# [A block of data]
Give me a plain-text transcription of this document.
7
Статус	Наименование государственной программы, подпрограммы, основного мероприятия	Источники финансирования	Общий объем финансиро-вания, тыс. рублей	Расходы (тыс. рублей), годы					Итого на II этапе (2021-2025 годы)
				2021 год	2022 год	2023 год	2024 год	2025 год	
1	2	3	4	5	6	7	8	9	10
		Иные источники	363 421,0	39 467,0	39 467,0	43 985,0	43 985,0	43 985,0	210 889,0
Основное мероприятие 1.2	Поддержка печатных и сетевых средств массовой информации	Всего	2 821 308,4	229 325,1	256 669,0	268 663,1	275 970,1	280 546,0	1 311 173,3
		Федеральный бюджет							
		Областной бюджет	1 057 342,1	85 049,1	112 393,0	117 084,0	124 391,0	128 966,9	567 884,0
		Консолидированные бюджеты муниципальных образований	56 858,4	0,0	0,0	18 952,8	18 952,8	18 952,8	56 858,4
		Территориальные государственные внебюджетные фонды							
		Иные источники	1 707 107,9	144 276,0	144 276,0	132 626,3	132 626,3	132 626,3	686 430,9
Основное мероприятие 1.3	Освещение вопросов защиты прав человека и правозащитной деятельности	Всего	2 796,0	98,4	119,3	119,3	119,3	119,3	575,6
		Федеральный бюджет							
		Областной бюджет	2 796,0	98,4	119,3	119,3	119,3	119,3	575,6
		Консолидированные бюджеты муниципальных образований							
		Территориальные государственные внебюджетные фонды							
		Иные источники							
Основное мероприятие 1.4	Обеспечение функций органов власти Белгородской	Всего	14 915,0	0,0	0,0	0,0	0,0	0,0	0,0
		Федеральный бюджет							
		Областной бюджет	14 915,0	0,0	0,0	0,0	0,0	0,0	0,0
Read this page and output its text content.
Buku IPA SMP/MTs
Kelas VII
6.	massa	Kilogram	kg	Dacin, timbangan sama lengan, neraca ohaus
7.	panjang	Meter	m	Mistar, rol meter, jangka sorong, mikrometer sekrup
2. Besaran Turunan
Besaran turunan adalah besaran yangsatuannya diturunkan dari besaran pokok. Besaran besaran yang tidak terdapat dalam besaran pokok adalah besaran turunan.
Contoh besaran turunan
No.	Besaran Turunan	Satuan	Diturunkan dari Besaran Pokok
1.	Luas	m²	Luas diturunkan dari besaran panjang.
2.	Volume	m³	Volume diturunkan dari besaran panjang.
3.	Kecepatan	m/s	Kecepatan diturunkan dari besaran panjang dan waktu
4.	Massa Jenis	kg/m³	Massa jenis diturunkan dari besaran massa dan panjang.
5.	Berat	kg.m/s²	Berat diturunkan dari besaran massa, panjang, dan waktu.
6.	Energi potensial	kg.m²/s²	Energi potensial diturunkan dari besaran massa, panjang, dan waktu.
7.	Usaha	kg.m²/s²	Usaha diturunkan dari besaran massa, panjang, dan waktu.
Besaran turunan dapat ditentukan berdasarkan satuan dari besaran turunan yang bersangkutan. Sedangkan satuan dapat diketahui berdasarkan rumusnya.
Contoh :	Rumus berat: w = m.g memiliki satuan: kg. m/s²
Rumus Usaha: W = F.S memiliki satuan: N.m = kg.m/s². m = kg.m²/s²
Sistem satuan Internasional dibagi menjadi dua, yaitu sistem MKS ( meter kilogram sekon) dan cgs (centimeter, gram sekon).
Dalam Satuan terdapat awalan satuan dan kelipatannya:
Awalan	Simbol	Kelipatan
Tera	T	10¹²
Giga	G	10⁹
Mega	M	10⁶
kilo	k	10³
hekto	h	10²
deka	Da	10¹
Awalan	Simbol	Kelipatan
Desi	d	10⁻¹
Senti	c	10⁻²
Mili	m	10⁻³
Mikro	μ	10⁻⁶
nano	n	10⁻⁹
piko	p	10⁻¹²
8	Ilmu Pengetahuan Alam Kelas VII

# [Task details]
Pick out the lines that include the word "Usaha" and write them out.

# [Result below]
7.	Usaha	kg.m²/s²	Usaha diturunkan dari besaran massa, panjang, dan waktu.
Rumus Usaha: W = F.S memiliki satuan: N.m = kg.m/s². m = kg.m²/s²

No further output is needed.